═══ Data rows

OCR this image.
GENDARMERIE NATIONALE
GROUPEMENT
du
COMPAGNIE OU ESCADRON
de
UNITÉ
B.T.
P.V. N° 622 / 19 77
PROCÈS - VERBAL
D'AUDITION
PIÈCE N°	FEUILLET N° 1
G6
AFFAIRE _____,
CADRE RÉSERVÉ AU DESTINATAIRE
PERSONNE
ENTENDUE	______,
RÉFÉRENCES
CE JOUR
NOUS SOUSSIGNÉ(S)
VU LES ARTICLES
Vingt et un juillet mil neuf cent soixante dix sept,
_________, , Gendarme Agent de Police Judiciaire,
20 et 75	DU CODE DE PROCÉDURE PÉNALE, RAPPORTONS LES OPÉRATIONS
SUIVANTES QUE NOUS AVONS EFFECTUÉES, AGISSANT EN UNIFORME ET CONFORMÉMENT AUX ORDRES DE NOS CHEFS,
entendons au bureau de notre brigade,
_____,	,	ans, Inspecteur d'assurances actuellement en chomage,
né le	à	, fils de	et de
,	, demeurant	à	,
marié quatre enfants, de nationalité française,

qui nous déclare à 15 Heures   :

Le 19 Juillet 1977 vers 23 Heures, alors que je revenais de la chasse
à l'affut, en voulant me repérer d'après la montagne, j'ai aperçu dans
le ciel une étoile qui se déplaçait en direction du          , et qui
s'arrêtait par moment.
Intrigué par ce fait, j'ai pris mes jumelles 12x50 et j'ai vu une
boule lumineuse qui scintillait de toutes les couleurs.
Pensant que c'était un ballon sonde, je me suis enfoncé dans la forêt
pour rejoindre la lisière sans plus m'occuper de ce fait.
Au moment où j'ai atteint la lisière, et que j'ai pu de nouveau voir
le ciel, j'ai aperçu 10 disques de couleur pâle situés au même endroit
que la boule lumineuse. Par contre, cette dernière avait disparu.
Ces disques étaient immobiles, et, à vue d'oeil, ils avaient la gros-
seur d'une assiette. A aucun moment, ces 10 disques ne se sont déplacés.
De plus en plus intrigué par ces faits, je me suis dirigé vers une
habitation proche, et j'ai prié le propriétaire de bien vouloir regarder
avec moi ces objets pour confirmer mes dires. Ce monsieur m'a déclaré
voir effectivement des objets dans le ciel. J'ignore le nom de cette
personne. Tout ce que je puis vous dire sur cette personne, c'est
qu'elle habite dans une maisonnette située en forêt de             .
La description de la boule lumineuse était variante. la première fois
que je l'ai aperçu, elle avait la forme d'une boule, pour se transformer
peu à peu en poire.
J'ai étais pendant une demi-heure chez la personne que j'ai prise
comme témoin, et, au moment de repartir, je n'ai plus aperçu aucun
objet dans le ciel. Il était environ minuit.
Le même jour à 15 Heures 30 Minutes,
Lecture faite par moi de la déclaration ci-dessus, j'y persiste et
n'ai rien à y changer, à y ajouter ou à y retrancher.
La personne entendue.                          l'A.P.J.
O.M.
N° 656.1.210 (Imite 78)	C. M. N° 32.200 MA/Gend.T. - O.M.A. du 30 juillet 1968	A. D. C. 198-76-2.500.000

══════

Pull out every line in the material above where "pour" occurs.

- Written answer -
pour rejoindre la lisière sans plus m'occuper de ce fait.
avec moi ces objets pour confirmer mes dires. Ce monsieur m'a déclaré
que je l'ai aperçu, elle avait la forme d'une boule, pour se transformer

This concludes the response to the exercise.